### ACTIVIDADES
- a) En el texto sobre las estrategias smart beta, ¿qué cargo ocupa Detlef Glow?
- b) Indique si cada afirmación concuerda con el texto sobre las estrategias smart beta: (i) estas estrategias pretenden igualar el comportamiento del mercado; (ii) el tamaño de la empresa figura entre los factores mencionados; (iii) según Glow, la exposición a estos factores explica el perfil de rentabilidad-riesgo de cada índice.
- c) Prosiga el texto sobre las estrategias smart beta a partir de su última oración.

==== TEXTO DE LECTURA ====

Aspectos que podrían estar frenando el crecimiento de las estrategias smart beta


El vertiginoso crecimiento de los productos cotizados (ETP) y la gestión pasiva ha dado lugar, en los últimos años, a la aparición de nuevas estrategias que no se conforman con igualar el comportamiento del mercado sino que se proponen superarlo mediante la réplica de índices basados en factores concretos de inversión: es el denominado ‘factor-investing’ que está en la base de las estrategias de smart beta.

“La investigación académica ha demostrado que estos factores pueden contribuir a mejorar la rentabilidad del mercado, es decir, estos índices pueden generar mejores resultados que los índices ponderados por capitalización mediante la aplicación de sesgos sistemáticos hacia factores como las valoraciones, el tamaño de la empresa, la volatilidad o el momentum”, explica Detlef Glow, responsable de análisis para EMEA en Lipper. “En otras palabras, la exposición a estos factores explica el perfil de rentabilidad-riesgo de cada índice”.

==== CONJUNTO DE REGISTROS ====

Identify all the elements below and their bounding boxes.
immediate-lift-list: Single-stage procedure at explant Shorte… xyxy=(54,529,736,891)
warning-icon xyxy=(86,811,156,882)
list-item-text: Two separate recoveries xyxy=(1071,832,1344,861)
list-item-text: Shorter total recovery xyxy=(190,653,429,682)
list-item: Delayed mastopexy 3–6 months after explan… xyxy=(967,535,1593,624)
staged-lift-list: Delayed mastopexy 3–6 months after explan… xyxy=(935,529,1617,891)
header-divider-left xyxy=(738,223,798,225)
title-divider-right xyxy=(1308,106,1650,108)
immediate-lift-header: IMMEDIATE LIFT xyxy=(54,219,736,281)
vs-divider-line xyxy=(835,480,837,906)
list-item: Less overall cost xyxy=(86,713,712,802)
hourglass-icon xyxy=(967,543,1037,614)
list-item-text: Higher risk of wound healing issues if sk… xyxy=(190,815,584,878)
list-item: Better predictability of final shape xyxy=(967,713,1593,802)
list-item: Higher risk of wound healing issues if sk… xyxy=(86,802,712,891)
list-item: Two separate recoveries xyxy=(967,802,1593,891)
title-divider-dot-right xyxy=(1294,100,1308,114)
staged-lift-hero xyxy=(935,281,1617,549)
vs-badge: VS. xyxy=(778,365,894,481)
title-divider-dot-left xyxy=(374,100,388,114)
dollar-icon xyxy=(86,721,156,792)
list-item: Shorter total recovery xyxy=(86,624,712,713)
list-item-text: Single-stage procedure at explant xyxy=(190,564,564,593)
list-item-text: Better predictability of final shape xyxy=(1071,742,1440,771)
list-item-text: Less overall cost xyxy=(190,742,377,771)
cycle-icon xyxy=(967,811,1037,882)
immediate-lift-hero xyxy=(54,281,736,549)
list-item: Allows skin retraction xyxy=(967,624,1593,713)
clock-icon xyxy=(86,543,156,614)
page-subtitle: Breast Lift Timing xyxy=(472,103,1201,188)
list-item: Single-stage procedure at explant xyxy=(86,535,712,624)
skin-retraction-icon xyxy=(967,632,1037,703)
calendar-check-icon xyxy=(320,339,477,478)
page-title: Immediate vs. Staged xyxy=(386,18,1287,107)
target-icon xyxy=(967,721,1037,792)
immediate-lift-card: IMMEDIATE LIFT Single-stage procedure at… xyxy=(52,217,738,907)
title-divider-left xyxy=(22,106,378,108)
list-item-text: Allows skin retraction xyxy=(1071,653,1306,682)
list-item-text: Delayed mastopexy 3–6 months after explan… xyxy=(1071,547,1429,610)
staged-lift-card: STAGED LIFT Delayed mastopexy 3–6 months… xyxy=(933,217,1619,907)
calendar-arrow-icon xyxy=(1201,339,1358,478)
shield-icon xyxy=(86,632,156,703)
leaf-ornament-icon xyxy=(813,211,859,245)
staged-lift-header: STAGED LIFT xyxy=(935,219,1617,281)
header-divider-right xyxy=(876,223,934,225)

====

### RESPUESTAS
- a) Es responsable de análisis para EMEA en Lipper.

- b)
(i) No: «no se conforman con igualar el comportamiento del mercado sino que se proponen superarlo».
(ii) Sí: «factores como las valoraciones, el tamaño de la empresa, la volatilidad o el momentum».
(iii) Sí: «la exposición a estos factores explica el perfil de rentabilidad-riesgo de cada índice».

- c)
Pese a las aparentes ventajas que aportan estas estrategias, Glow identifica cuatro aspectos que, en su opinión, podrían estar frenando el desarrollo del mercado de ETF.

1. Nomenclatura confusa

En primer lugar, el experto considera un error que las casas de inversión intenten diferenciar sus productos de smart beta mediante el uso de diferentes nombres, ya que “puede que los inversores no entiendan por qué un promotor usa términos distintos para describir la misma estrategia que su competencia y −ante la duda− decidan no invertir”.

2. Gestión pasiva 'activa'

El segundo aspecto que podría estar limitando la apuesta de los inversores por este producto es el hecho de que los componentes del índice varían con mucha frecuencia y requieren un alto grado de intervención, lo que ha llevado a muchos a denominar ‘ETF activos’ a los fondos cotizados que siguen este tipo de estrategias.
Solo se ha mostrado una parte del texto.